What you should do
Restate the full set of records exactly, word for word.

Given data
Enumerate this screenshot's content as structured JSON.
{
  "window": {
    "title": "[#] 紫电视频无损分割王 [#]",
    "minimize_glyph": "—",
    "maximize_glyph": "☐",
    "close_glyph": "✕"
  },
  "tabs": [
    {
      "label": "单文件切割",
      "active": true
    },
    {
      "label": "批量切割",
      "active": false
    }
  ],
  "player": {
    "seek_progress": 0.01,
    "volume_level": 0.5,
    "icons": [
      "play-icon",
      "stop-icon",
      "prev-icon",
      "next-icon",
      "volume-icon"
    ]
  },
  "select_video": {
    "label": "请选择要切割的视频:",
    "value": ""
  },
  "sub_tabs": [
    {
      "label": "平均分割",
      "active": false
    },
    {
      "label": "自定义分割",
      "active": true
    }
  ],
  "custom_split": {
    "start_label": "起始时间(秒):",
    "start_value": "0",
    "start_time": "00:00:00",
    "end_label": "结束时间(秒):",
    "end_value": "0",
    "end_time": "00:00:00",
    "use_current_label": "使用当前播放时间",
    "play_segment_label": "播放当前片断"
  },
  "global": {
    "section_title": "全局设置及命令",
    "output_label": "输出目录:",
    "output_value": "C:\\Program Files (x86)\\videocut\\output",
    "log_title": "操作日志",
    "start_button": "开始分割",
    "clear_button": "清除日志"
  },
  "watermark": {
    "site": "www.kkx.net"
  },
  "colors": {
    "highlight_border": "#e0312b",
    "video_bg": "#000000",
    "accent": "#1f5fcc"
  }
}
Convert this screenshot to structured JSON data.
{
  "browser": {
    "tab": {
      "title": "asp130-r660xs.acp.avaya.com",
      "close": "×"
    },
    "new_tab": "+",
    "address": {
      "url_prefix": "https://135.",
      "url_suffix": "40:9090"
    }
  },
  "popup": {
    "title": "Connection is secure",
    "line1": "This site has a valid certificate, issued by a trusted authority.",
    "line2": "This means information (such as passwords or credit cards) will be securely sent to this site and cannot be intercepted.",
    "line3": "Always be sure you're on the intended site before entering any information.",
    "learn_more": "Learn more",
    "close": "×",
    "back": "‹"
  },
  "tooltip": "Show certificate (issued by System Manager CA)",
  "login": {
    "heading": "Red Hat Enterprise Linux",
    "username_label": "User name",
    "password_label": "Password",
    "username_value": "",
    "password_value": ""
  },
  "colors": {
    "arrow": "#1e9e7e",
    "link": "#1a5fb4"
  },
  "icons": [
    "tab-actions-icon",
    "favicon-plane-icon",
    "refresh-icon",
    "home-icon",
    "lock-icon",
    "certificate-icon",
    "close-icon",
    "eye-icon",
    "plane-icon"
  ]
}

Finished exercise
Enumerate this screenshot's content as structured JSON.
{
  "window": {
    "title": "[#] 紫电视频无损分割王 [#]",
    "minimize_glyph": "—",
    "maximize_glyph": "☐",
    "close_glyph": "✕"
  },
  "tabs": [
    {
      "label": "单文件切割",
      "active": true
    },
    {
      "label": "批量切割",
      "active": false
    }
  ],
  "player": {
    "seek_progress": 0.01,
    "volume_level": 0.5,
    "icons": [
      "play-icon",
      "stop-icon",
      "prev-icon",
      "next-icon",
      "volume-icon"
    ]
  },
  "select_video": {
    "label": "请选择要切割的视频:",
    "value": ""
  },
  "sub_tabs": [
    {
      "label": "平均分割",
      "active": false
    },
    {
      "label": "自定义分割",
      "active": true
    }
  ],
  "custom_split": {
    "start_label": "起始时间(秒):",
    "start_value": "0",
    "start_time": "00:00:00",
    "end_label": "结束时间(秒):",
    "end_value": "0",
    "end_time": "00:00:00",
    "use_current_label": "使用当前播放时间",
    "play_segment_label": "播放当前片断"
  },
  "global": {
    "section_title": "全局设置及命令",
    "output_label": "输出目录:",
    "output_value": "C:\\Program Files (x86)\\videocut\\output",
    "log_title": "操作日志",
    "start_button": "开始分割",
    "clear_button": "清除日志"
  },
  "watermark": {
    "site": "www.kkx.net"
  },
  "colors": {
    "highlight_border": "#e0312b",
    "video_bg": "#000000",
    "accent": "#1f5fcc"
  }
}
Convert this screenshot to structured JSON data.
{
  "browser": {
    "tab": {
      "title": "asp130-r660xs.acp.avaya.com",
      "close": "×"
    },
    "new_tab": "+",
    "address": {
      "url_prefix": "https://135.",
      "url_suffix": "40:9090"
    }
  },
  "popup": {
    "title": "Connection is secure",
    "line1": "This site has a valid certificate, issued by a trusted authority.",
    "line2": "This means information (such as passwords or credit cards) will be securely sent to this site and cannot be intercepted.",
    "line3": "Always be sure you're on the intended site before entering any information.",
    "learn_more": "Learn more",
    "close": "×",
    "back": "‹"
  },
  "tooltip": "Show certificate (issued by System Manager CA)",
  "login": {
    "heading": "Red Hat Enterprise Linux",
    "username_label": "User name",
    "password_label": "Password",
    "username_value": "",
    "password_value": ""
  },
  "colors": {
    "arrow": "#1e9e7e",
    "link": "#1a5fb4"
  },
  "icons": [
    "tab-actions-icon",
    "favicon-plane-icon",
    "refresh-icon",
    "home-icon",
    "lock-icon",
    "certificate-icon",
    "close-icon",
    "eye-icon",
    "plane-icon"
  ]
}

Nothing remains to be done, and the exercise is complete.